SUPPLIED TEXT
───

If that was directed at me I was sold on the 40D by the toughness of it. I'm about to see if any of my lenses are AF-S.

Sent from my SAMSUNG-SM-G890A using Tapatalk


----------



## jcdeboever (Sep 11, 2017)

davidharmier60 said:


> If that was directed at me I was sold on the 40D by the toughness of it. I'm about to see if any of my lenses are AF-S.
> 
> Sent from my SAMSUNG-SM-G890A using Tapatalk



Nope to OP. The Canon I mentioned was really a solid camera, it felt well made. I seen a video on it and it was impressive.


----------



## goodguy (Sep 19, 2017)

I have both the A-1 and AE-1, both in excellent working condition, got them for display purposes only, gorgeous design cameras!


----------



## benhasajeep (Sep 21, 2017)

If you are looking for cross compatibility between older film manual focus and new digital cameras.  Nikon and Pentax are the way to go.  Any Nikon Ai lens will mount and work to some degree on Nikon digitals.  They also work on Nikon AF bodies.  F100 is a good body.  N90s is a good body.  Even 8008's are decent AF bodies (I have all 3).    The F100 will have additional capability for some of the newer lenses made today.  I have MF lenses that I use on my digital bodies.  The better bodies allow you to enter the lens information and gives you some automation.

Pentax and their K mount is similar.  You can use their old MF K lenses on the new bodies, of course manual focus only.

───

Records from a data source
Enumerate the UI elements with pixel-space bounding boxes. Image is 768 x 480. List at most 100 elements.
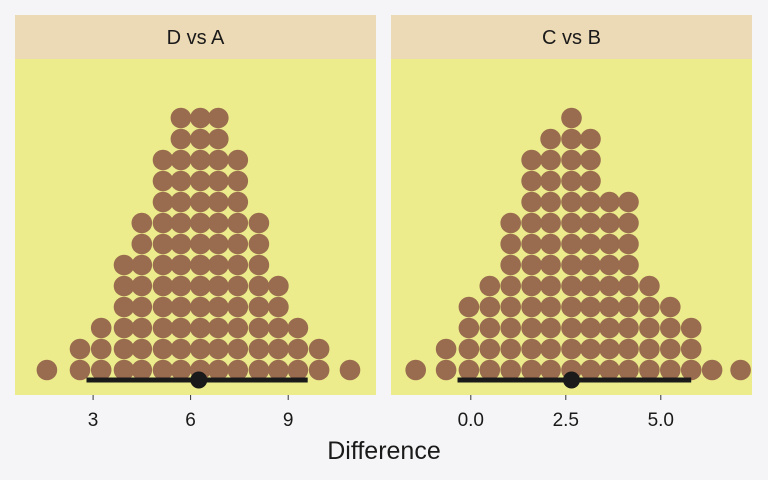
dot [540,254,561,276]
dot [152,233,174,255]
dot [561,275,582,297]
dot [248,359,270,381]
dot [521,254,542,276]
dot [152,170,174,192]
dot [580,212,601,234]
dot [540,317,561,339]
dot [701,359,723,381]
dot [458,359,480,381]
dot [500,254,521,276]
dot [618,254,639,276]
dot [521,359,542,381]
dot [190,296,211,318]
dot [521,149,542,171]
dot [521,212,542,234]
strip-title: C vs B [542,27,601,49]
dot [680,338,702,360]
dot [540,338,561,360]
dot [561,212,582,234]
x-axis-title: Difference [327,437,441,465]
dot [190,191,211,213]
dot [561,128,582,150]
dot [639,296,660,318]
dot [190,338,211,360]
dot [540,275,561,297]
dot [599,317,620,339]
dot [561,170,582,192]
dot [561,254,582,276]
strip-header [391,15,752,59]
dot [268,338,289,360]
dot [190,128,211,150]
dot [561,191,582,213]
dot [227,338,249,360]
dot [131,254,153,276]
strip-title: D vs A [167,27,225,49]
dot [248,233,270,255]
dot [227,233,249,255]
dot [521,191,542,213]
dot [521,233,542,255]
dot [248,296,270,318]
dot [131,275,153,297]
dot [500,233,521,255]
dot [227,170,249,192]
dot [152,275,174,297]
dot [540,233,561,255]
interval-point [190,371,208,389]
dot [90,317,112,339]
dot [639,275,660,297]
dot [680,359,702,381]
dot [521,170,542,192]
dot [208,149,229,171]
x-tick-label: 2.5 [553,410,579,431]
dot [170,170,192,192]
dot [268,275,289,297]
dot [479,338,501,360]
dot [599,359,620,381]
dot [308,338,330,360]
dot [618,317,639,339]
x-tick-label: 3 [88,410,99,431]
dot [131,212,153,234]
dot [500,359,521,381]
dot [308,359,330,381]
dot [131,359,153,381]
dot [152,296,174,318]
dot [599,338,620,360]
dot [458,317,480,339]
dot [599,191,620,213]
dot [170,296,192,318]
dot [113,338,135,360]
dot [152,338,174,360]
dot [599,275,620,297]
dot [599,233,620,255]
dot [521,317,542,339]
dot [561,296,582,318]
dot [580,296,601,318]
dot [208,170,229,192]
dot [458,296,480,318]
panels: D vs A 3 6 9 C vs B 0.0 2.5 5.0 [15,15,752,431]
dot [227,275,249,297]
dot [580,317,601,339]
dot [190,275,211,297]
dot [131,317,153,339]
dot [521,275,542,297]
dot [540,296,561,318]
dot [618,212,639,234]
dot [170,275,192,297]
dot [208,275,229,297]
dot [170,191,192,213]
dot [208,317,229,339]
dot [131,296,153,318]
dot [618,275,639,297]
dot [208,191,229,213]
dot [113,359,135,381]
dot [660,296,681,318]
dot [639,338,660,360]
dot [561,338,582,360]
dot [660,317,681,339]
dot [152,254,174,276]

───

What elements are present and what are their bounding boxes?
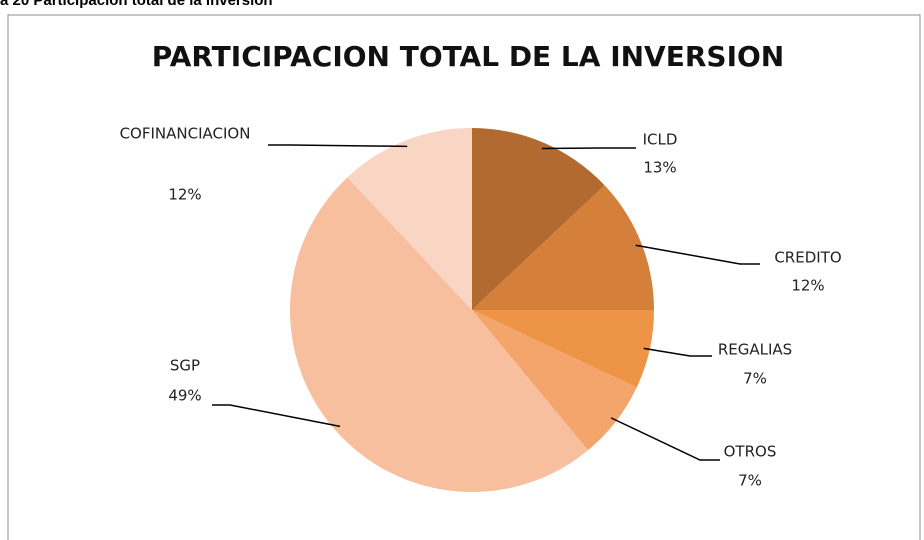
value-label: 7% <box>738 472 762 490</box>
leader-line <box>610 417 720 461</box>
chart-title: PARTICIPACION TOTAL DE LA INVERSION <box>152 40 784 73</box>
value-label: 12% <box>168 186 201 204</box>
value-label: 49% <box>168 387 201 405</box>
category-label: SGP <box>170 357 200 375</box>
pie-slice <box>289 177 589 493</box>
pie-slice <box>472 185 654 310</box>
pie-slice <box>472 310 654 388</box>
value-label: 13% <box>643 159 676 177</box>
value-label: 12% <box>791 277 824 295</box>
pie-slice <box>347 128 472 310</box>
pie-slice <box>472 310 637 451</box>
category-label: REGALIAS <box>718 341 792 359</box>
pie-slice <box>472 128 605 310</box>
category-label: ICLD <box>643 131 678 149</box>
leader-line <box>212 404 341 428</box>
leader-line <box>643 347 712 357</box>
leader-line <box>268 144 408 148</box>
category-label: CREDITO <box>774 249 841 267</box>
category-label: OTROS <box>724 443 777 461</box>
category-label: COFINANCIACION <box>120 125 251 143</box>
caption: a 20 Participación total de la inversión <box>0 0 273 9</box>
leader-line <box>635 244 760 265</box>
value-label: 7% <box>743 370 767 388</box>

───

TASK SET
[1] Transcribe the part of the camera forum thread starting at "## benhasajeep (Sep" and ending at "manual focus only.".
[2] Answer these questions using the camera forum thread.
(a) What quality of the 40D won davidharmier60 over?
(b) Which two cameras does goodguy own, and for what purpose?
(c) Which two brands does benhasajeep recommend for cross compatibility between older film manual focus and new digital cameras?
[3] Resume the camera forum thread, picking up after its last sentence.

ANSWER SET
[1]
## benhasajeep (Sep 21, 2017)

If you are looking for cross compatibility between older film manual focus and new digital cameras.  Nikon and Pentax are the way to go.  Any Nikon Ai lens will mount and work to some degree on Nikon digitals.  They also work on Nikon AF bodies.  F100 is a good body.  N90s is a good body.  Even 8008's are decent AF bodies (I have all 3).    The F100 will have additional capability for some of the newer lenses made today.  I have MF lenses that I use on my digital bodies.  The better bodies allow you to enter the lens information and gives you some automation.

Pentax and their K mount is similar.  You can use their old MF K lenses on the new bodies, of course manual focus only.

[2]
(a) Its toughness.
(b) The A-1 and the AE-1, for display purposes only.
(c) Nikon and Pentax.

[3]
Just as a side note, older Nikon lenses adapt to new Canon bodies easier than older Canon FD lenses.  With Nikon lenses on Canon, you only need a fairly inexpensive metal adapter about $15.  It does not require a lens element or crop factor to reach infinity focus like a Canon FD to EF mount adapter does to achieve infinity focus.


----------



## davidharmier60 (Sep 22, 2017)

Link to that adapter?
What are Nikon older lenses called?
In Canon it's FD.

Sent from my SAMSUNG-SM-G890A using Tapatalk


----------



## benhasajeep (Sep 22, 2017)

davidharmier60 said:


> Link to that adapter?
> What are Nikon older lenses called?
> In Canon it's FD.
> 
> Sent from my SAMSUNG-SM-G890A using Tapatalk



Here is a review of one to give you a better idea.  I have one from ebay that was like $12 shipped.  Just a metal milled out adapter ring, on side for Nikon lens, other side for canon body.

Novoflex Nikon to Canon Lens Adapter Review

That article says Nikon G lenses will work.  If that is the case that is different from mine.  Lenses have to have aperture ring to work with mine. 

Edit:   I see it actually does have a lever added for aperture.  Ok, I can see it being higher priced for that.  But for any lens with aperture ring, can just use the cheaper couplers.


----------



## davidharmier60 (Sep 22, 2017)

I'll have to do cheap if at all.

Sent from my SAMSUNG-SM-G890A using Tapatalk


----------



## benhasajeep (Sep 22, 2017)

davidharmier60 said:


> I'll have to do cheap if at all.
> 
> Sent from my SAMSUNG-SM-G890A using Tapatalk


$10.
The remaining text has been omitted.